TRECHO FORNECIDO:
Brasão da Alepe

Parecer 4922/2021

Texto Completo

PROJETO DE LEI ORDINÁRIA Nº 1457/2020

 

AUTORIA: DEPUTADO ROMERO SALES FILHO

 

 

ALTERA A LEI 13.338/2007. IMPOSSIBILIDADE DE CONTRATAR OU CONCEDER BENEFÍCIOS DIVERSOS A EMPRESAS CONDENADAS POR UTILIZAR TRABALHO INFANTIL. ART. 24, XV, DA CF. PORTEÇÃO À INFÂNCIA. CONSTITUCIONALIDADE FORMAL ORGÂNICA. INEXISTÊNCIA DE OFENSA À LEI DE LICITAÇÕES (LEI Nº 8.666/1993). PELA APROVAÇÃO, NOS TERMOS DO SUBSTITUTIVO PROPOSTO.

 

 

1. RELATÓRIO

 

Trata-se do Projeto de Lei Ordinária nº 1457/2020, de autoria do Deputado Romero Sales Filho, que altera a Lei nº 13.338, de 23 de novembro de 2007, que estabelece a proibição da utilização de quaisquer benefícios fiscais e a proibição de contratação pela administração pública estadual, de empregadores, pessoas físicas ou jurídicas, incluídos no Cadastro de Empregadores do Ministério do Trabalho e Emprego, que tenham mantido trabalhadores em condições análogas à de escravos, a fim de incluir empresas que se utilizaram de mão de obra infantil, diretamente ou em alguma etapa da produção, no âmbito do Estado de Pernambuco.

EXERCÍCIO CURTO A:
Reescreva o trecho dos registros que vai do início até a linha que contém "close-button[interactable]: ✕ [767,0,821,29]", trocando "row-header" por "row-label" e mantendo todo o resto igual.

DADOS DA TAREFA:
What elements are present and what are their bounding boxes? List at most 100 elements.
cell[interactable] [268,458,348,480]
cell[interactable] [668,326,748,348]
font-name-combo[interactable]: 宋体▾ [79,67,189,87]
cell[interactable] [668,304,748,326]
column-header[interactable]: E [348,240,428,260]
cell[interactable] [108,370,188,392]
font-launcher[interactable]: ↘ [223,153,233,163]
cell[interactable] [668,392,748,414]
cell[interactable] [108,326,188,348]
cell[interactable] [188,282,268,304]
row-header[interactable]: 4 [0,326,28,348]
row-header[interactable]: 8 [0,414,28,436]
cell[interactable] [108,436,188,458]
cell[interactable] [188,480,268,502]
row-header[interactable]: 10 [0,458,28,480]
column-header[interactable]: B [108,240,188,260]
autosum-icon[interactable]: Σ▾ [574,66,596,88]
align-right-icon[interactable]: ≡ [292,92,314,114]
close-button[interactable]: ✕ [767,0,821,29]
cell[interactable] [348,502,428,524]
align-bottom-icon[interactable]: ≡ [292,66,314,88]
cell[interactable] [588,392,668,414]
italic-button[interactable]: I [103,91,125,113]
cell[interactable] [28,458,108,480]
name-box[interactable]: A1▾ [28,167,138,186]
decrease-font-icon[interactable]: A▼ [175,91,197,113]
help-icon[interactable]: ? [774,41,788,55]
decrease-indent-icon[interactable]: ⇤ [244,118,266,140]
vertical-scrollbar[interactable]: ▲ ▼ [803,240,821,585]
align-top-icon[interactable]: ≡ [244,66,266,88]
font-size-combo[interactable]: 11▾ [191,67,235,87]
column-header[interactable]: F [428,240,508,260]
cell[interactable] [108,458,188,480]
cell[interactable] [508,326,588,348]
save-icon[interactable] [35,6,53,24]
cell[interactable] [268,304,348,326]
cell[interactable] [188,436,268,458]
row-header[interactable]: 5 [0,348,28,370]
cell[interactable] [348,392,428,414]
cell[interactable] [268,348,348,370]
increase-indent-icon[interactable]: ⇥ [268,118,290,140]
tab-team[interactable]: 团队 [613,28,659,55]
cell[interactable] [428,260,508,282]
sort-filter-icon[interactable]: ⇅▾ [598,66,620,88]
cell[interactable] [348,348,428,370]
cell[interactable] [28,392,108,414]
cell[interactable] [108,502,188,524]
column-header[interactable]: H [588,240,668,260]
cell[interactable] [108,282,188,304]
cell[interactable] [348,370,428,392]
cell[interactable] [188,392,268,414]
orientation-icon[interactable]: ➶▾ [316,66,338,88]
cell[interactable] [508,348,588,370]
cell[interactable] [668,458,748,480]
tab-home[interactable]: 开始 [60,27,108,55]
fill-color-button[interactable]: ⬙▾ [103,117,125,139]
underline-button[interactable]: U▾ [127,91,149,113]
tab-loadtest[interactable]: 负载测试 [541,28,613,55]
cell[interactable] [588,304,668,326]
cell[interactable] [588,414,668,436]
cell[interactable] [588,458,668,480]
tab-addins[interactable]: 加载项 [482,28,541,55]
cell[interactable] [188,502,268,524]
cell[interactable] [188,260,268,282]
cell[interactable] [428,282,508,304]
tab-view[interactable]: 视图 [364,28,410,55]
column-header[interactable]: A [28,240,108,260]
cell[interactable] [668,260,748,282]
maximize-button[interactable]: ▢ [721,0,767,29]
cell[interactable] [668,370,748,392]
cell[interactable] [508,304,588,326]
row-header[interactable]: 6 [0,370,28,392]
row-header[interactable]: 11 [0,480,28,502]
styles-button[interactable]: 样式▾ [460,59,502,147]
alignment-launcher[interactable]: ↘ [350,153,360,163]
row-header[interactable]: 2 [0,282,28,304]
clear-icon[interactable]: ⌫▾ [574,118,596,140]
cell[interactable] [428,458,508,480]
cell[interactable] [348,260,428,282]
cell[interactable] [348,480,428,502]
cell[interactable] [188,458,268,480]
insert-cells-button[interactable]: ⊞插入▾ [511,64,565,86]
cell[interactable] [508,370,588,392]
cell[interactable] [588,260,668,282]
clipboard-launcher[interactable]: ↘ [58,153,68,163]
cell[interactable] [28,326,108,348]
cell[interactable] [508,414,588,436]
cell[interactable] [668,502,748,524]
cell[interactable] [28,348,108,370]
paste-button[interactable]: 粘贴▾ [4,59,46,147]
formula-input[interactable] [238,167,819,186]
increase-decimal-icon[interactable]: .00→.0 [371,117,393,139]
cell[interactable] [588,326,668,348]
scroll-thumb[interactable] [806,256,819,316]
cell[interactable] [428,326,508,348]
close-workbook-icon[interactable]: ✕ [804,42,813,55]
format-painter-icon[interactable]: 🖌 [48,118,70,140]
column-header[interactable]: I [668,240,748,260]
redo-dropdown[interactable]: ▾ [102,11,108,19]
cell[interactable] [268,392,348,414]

EXERCÍCIO CURTO B:
Segundo o parecer, com que finalidade o Projeto de Lei Ordinária nº 1457/2020 altera a Lei nº 13.338/2007? Responda em uma a três frases.

RESPOSTA FINAL A:
What elements are present and what are their bounding boxes? List at most 100 elements.
cell[interactable] [268,458,348,480]
cell[interactable] [668,326,748,348]
font-name-combo[interactable]: 宋体▾ [79,67,189,87]
cell[interactable] [668,304,748,326]
column-header[interactable]: E [348,240,428,260]
cell[interactable] [108,370,188,392]
font-launcher[interactable]: ↘ [223,153,233,163]
cell[interactable] [668,392,748,414]
cell[interactable] [108,326,188,348]
cell[interactable] [188,282,268,304]
row-label[interactable]: 4 [0,326,28,348]
row-label[interactable]: 8 [0,414,28,436]
cell[interactable] [108,436,188,458]
cell[interactable] [188,480,268,502]
row-label[interactable]: 10 [0,458,28,480]
column-header[interactable]: B [108,240,188,260]
autosum-icon[interactable]: Σ▾ [574,66,596,88]
align-right-icon[interactable]: ≡ [292,92,314,114]
close-button[interactable]: ✕ [767,0,821,29]

RESPOSTA FINAL B:
O projeto altera a Lei nº 13.338/2007 para incluir as empresas que se utilizaram de mão de obra infantil, diretamente ou em alguma etapa da produção, no âmbito do Estado de Pernambuco. Essa lei já proíbe benefícios fiscais e contratação pela administração pública estadual de empregadores incluídos no Cadastro de Empregadores do Ministério do Trabalho e Emprego que tenham mantido trabalhadores em condições análogas à de escravos.